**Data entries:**
** START **
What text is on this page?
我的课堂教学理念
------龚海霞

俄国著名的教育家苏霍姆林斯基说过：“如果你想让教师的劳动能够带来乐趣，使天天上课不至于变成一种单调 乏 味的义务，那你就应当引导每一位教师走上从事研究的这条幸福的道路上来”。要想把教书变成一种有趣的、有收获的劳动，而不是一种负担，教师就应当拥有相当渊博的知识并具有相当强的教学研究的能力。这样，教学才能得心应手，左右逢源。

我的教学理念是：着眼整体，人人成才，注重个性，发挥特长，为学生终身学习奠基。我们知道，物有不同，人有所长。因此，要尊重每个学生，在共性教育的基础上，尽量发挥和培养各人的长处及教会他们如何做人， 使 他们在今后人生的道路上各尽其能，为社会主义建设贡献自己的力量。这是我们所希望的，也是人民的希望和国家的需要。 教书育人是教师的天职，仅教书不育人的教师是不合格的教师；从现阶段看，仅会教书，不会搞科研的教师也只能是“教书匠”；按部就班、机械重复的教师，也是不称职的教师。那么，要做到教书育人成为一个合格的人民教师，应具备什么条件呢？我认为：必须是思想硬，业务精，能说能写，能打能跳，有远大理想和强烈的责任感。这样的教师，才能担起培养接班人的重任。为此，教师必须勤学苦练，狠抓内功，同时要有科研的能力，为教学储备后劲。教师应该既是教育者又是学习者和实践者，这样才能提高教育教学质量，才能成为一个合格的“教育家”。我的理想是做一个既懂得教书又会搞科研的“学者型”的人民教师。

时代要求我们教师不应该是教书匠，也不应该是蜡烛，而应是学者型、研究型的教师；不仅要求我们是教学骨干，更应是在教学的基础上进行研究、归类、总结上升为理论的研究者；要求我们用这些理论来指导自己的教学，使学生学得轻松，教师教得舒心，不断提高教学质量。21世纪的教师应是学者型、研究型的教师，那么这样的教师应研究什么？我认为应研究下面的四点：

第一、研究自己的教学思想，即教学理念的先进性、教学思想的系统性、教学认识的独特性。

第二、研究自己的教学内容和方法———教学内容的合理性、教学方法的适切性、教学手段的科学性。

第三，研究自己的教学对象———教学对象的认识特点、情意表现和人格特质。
** END **
** START **
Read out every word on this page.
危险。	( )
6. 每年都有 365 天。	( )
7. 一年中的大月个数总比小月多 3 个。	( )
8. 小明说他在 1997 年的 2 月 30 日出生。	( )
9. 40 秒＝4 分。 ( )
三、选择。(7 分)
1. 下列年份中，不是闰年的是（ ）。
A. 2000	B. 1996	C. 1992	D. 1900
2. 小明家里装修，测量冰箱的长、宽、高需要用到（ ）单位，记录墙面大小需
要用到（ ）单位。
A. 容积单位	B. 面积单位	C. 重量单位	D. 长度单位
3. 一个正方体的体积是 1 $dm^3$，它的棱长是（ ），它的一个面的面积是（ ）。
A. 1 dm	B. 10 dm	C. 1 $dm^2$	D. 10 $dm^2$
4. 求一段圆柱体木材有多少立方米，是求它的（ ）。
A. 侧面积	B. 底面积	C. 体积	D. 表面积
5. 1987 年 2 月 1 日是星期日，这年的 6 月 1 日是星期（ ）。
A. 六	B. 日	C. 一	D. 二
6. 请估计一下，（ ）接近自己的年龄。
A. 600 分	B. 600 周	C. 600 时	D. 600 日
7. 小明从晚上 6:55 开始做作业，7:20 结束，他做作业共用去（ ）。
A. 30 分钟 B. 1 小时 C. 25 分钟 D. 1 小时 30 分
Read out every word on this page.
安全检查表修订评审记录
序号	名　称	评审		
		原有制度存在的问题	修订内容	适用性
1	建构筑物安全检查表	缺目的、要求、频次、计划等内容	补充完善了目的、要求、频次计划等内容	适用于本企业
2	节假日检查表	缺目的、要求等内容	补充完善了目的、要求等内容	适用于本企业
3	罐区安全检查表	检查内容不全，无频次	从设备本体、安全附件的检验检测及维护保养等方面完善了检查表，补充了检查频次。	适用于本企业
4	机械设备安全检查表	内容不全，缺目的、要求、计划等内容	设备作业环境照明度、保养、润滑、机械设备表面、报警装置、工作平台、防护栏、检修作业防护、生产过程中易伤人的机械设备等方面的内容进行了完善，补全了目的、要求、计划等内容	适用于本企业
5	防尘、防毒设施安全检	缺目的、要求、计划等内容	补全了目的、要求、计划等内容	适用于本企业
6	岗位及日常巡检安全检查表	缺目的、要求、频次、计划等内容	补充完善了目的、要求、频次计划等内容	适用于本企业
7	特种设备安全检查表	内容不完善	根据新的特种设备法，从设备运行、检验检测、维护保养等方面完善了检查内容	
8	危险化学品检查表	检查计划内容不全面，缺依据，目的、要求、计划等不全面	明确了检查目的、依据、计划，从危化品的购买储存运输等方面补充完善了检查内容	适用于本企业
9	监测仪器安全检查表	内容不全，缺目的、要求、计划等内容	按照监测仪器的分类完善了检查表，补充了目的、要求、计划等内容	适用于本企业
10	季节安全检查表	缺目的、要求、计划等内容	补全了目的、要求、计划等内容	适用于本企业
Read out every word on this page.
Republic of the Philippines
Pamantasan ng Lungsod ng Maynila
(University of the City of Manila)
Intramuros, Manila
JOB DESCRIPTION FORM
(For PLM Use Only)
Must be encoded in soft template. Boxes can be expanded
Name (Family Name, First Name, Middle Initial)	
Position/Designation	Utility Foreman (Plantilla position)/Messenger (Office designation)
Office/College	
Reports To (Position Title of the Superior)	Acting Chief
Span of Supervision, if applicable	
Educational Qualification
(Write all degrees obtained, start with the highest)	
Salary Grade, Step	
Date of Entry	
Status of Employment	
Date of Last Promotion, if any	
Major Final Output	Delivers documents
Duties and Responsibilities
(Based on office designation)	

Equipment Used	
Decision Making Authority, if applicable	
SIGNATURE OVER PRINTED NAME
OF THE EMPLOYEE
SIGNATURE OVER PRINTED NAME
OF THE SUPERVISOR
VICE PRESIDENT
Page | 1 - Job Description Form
** END **
**TASK:**
Copy all lines from the material that contain "补充完善了目的".

**THE RESULT:**
1	建构筑物安全检查表	缺目的、要求、频次、计划等内容	补充完善了目的、要求、频次计划等内容	适用于本企业
2	节假日检查表	缺目的、要求等内容	补充完善了目的、要求等内容	适用于本企业
6	岗位及日常巡检安全检查表	缺目的、要求、频次、计划等内容	补充完善了目的、要求、频次计划等内容	适用于本企业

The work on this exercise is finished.